(Objective):
Repeat the records below exactly, leaving out any pictures.

··· Recorded information

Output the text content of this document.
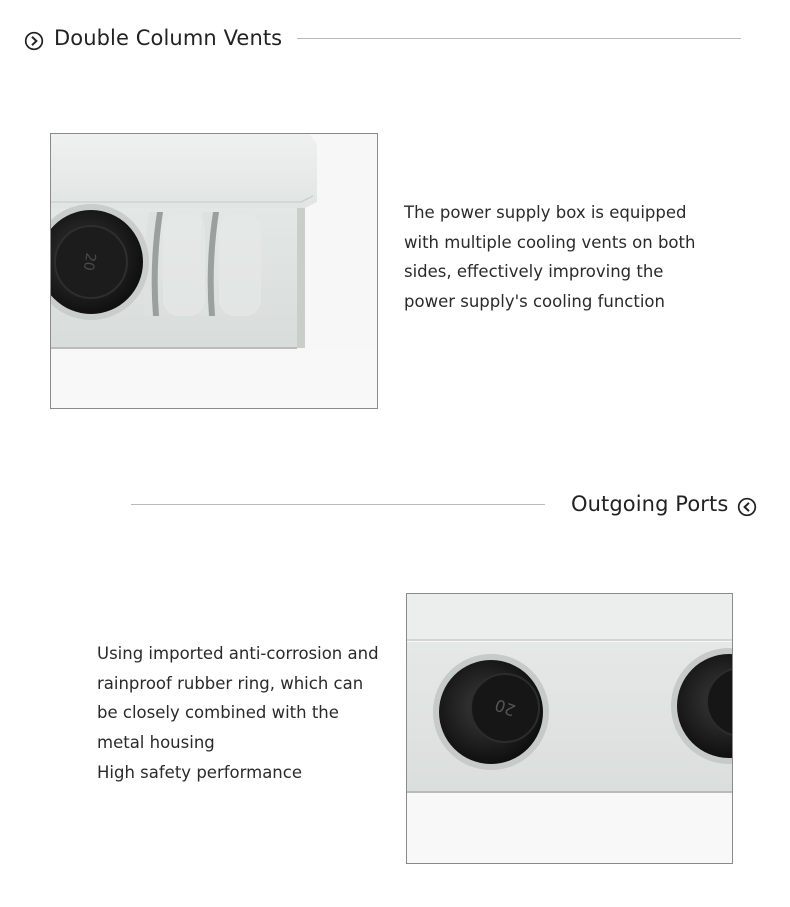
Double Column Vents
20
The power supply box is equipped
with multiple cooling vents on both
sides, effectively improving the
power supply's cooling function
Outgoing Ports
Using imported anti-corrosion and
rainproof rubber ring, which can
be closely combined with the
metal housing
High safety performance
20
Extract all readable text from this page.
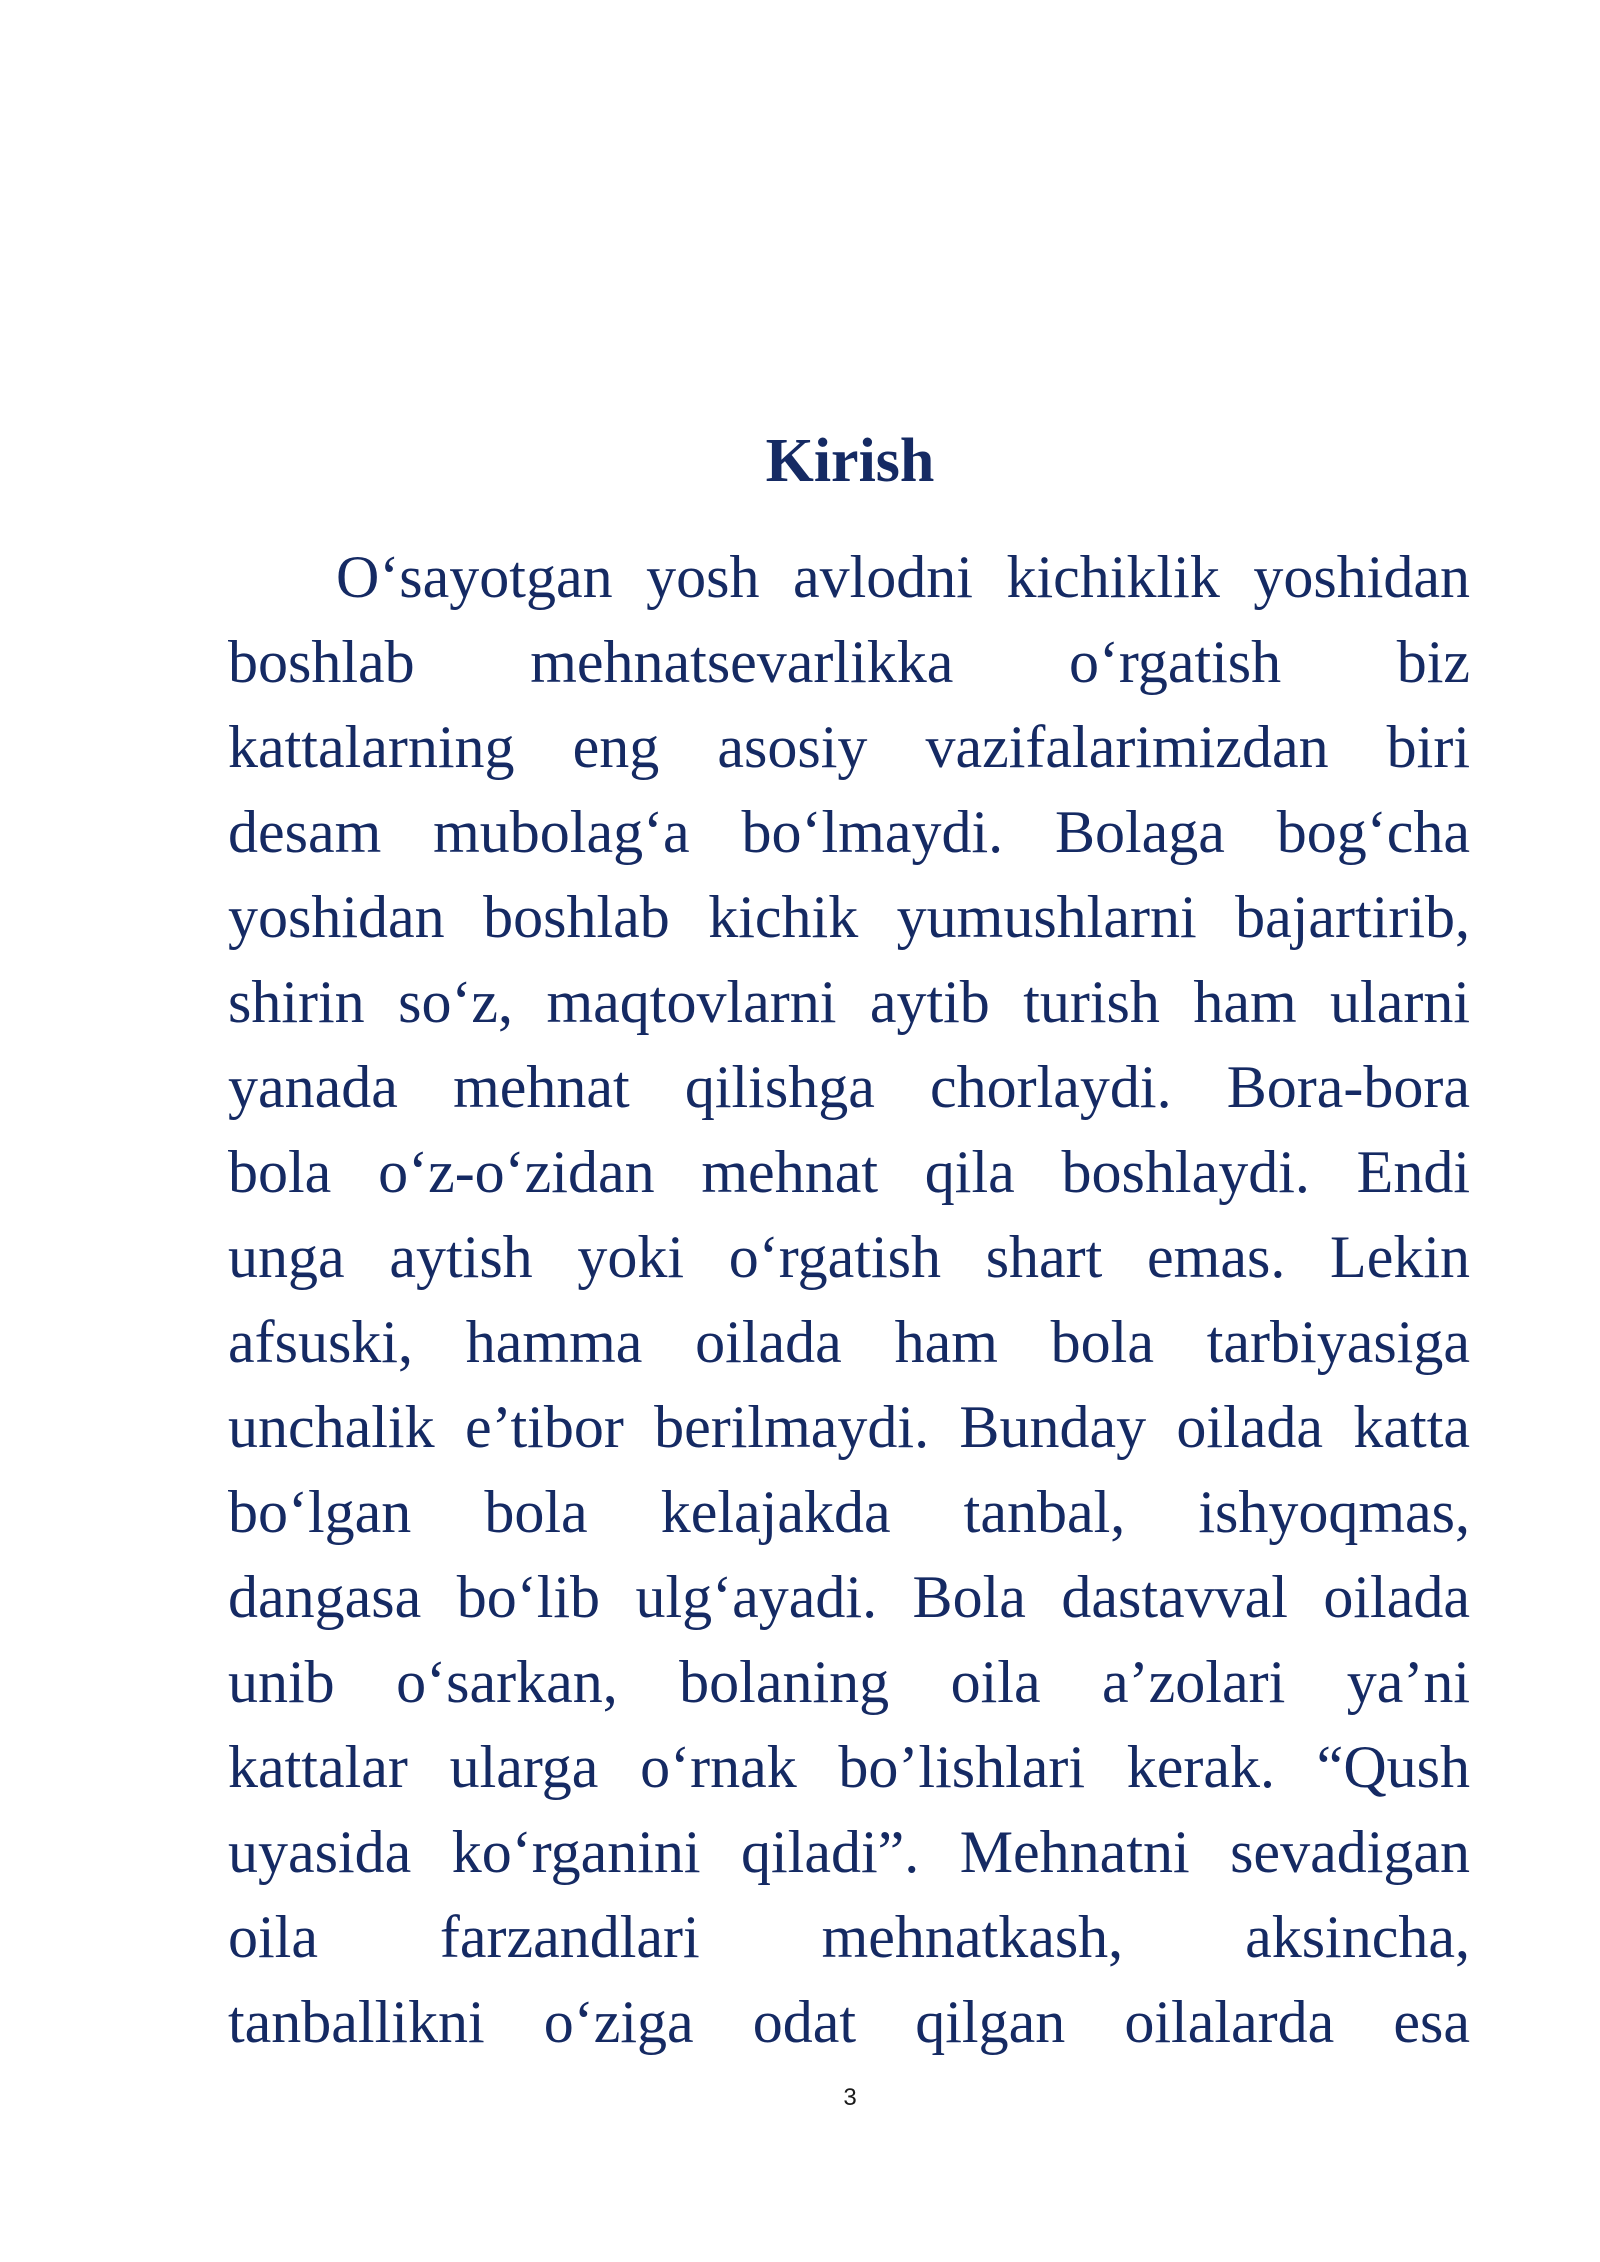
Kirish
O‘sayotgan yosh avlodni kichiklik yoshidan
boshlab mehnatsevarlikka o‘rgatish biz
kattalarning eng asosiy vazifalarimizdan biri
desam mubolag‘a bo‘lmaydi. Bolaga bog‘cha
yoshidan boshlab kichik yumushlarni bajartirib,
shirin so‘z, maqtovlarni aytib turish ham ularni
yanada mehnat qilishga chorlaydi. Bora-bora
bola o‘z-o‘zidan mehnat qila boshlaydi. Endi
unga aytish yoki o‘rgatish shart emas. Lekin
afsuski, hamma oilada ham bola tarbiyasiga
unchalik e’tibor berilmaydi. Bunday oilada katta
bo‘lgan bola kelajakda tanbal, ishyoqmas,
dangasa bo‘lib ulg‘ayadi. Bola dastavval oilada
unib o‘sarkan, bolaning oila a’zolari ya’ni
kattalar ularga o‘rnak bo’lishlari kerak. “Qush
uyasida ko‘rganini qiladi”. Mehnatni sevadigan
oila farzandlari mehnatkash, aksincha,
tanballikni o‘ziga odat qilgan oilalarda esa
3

······

(Expected answer):
Output the text content of this document.
Double Column Vents
20
The power supply box is equipped
with multiple cooling vents on both
sides, effectively improving the
power supply's cooling function
Outgoing Ports
Using imported anti-corrosion and
rainproof rubber ring, which can
be closely combined with the
metal housing
High safety performance
20
Extract all readable text from this page.
Kirish
O‘sayotgan yosh avlodni kichiklik yoshidan
boshlab mehnatsevarlikka o‘rgatish biz
kattalarning eng asosiy vazifalarimizdan biri
desam mubolag‘a bo‘lmaydi. Bolaga bog‘cha
yoshidan boshlab kichik yumushlarni bajartirib,
shirin so‘z, maqtovlarni aytib turish ham ularni
yanada mehnat qilishga chorlaydi. Bora-bora
bola o‘z-o‘zidan mehnat qila boshlaydi. Endi
unga aytish yoki o‘rgatish shart emas. Lekin
afsuski, hamma oilada ham bola tarbiyasiga
unchalik e’tibor berilmaydi. Bunday oilada katta
bo‘lgan bola kelajakda tanbal, ishyoqmas,
dangasa bo‘lib ulg‘ayadi. Bola dastavval oilada
unib o‘sarkan, bolaning oila a’zolari ya’ni
kattalar ularga o‘rnak bo’lishlari kerak. “Qush
uyasida ko‘rganini qiladi”. Mehnatni sevadigan
oila farzandlari mehnatkash, aksincha,
tanballikni o‘ziga odat qilgan oilalarda esa
3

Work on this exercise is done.